> _Provided data_:
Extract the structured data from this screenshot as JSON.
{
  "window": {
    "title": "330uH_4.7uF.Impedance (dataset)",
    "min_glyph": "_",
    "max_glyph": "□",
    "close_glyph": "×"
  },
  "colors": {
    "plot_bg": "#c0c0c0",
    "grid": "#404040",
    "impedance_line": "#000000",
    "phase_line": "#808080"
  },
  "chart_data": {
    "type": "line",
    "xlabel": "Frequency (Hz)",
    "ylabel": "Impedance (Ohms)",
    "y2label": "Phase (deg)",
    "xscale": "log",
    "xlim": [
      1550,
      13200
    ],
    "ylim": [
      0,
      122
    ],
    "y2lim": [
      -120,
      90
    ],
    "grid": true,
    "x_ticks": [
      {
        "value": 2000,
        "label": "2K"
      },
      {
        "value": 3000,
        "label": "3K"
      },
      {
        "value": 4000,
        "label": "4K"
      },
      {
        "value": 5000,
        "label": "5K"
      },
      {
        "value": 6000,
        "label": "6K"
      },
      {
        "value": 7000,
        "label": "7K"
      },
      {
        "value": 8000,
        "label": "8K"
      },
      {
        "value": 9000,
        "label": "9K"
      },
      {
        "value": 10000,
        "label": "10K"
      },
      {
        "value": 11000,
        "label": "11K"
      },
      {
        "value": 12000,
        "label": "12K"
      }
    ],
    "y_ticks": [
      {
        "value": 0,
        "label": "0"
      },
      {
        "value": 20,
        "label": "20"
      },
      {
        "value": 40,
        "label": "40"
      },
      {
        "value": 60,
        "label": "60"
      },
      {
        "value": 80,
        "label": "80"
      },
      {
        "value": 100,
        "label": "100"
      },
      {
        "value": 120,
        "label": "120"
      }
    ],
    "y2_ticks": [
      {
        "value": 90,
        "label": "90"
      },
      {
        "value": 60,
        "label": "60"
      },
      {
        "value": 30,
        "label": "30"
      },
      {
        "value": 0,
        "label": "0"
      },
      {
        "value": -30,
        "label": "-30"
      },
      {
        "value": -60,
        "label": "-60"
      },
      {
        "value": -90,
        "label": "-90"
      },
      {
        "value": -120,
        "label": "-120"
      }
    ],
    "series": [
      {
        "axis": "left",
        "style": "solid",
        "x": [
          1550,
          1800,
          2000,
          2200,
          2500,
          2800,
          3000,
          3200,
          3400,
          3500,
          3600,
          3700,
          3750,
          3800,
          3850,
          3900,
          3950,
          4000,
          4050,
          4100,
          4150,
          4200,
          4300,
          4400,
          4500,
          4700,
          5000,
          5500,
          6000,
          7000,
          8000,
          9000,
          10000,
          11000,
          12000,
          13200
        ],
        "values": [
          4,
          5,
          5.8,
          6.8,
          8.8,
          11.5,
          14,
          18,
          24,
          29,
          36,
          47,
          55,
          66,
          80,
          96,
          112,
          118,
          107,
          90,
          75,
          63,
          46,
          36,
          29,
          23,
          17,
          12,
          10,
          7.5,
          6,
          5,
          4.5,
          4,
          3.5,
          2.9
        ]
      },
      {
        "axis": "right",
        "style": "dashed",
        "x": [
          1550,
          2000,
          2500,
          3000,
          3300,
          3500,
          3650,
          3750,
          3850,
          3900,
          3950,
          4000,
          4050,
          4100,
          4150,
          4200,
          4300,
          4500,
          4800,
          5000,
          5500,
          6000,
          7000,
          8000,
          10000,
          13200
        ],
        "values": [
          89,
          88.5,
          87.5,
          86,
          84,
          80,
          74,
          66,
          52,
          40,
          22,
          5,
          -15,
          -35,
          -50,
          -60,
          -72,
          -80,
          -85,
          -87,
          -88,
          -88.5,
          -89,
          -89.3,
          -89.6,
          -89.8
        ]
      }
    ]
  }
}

> _Goal_:
Output the whole listing above again, word for word.

> _Answer to the exercise_:
Extract the structured data from this screenshot as JSON.
{
  "window": {
    "title": "330uH_4.7uF.Impedance (dataset)",
    "min_glyph": "_",
    "max_glyph": "□",
    "close_glyph": "×"
  },
  "colors": {
    "plot_bg": "#c0c0c0",
    "grid": "#404040",
    "impedance_line": "#000000",
    "phase_line": "#808080"
  },
  "chart_data": {
    "type": "line",
    "xlabel": "Frequency (Hz)",
    "ylabel": "Impedance (Ohms)",
    "y2label": "Phase (deg)",
    "xscale": "log",
    "xlim": [
      1550,
      13200
    ],
    "ylim": [
      0,
      122
    ],
    "y2lim": [
      -120,
      90
    ],
    "grid": true,
    "x_ticks": [
      {
        "value": 2000,
        "label": "2K"
      },
      {
        "value": 3000,
        "label": "3K"
      },
      {
        "value": 4000,
        "label": "4K"
      },
      {
        "value": 5000,
        "label": "5K"
      },
      {
        "value": 6000,
        "label": "6K"
      },
      {
        "value": 7000,
        "label": "7K"
      },
      {
        "value": 8000,
        "label": "8K"
      },
      {
        "value": 9000,
        "label": "9K"
      },
      {
        "value": 10000,
        "label": "10K"
      },
      {
        "value": 11000,
        "label": "11K"
      },
      {
        "value": 12000,
        "label": "12K"
      }
    ],
    "y_ticks": [
      {
        "value": 0,
        "label": "0"
      },
      {
        "value": 20,
        "label": "20"
      },
      {
        "value": 40,
        "label": "40"
      },
      {
        "value": 60,
        "label": "60"
      },
      {
        "value": 80,
        "label": "80"
      },
      {
        "value": 100,
        "label": "100"
      },
      {
        "value": 120,
        "label": "120"
      }
    ],
    "y2_ticks": [
      {
        "value": 90,
        "label": "90"
      },
      {
        "value": 60,
        "label": "60"
      },
      {
        "value": 30,
        "label": "30"
      },
      {
        "value": 0,
        "label": "0"
      },
      {
        "value": -30,
        "label": "-30"
      },
      {
        "value": -60,
        "label": "-60"
      },
      {
        "value": -90,
        "label": "-90"
      },
      {
        "value": -120,
        "label": "-120"
      }
    ],
    "series": [
      {
        "axis": "left",
        "style": "solid",
        "x": [
          1550,
          1800,
          2000,
          2200,
          2500,
          2800,
          3000,
          3200,
          3400,
          3500,
          3600,
          3700,
          3750,
          3800,
          3850,
          3900,
          3950,
          4000,
          4050,
          4100,
          4150,
          4200,
          4300,
          4400,
          4500,
          4700,
          5000,
          5500,
          6000,
          7000,
          8000,
          9000,
          10000,
          11000,
          12000,
          13200
        ],
        "values": [
          4,
          5,
          5.8,
          6.8,
          8.8,
          11.5,
          14,
          18,
          24,
          29,
          36,
          47,
          55,
          66,
          80,
          96,
          112,
          118,
          107,
          90,
          75,
          63,
          46,
          36,
          29,
          23,
          17,
          12,
          10,
          7.5,
          6,
          5,
          4.5,
          4,
          3.5,
          2.9
        ]
      },
      {
        "axis": "right",
        "style": "dashed",
        "x": [
          1550,
          2000,
          2500,
          3000,
          3300,
          3500,
          3650,
          3750,
          3850,
          3900,
          3950,
          4000,
          4050,
          4100,
          4150,
          4200,
          4300,
          4500,
          4800,
          5000,
          5500,
          6000,
          7000,
          8000,
          10000,
          13200
        ],
        "values": [
          89,
          88.5,
          87.5,
          86,
          84,
          80,
          74,
          66,
          52,
          40,
          22,
          5,
          -15,
          -35,
          -50,
          -60,
          -72,
          -80,
          -85,
          -87,
          -88,
          -88.5,
          -89,
          -89.3,
          -89.6,
          -89.8
        ]
      }
    ]
  }
}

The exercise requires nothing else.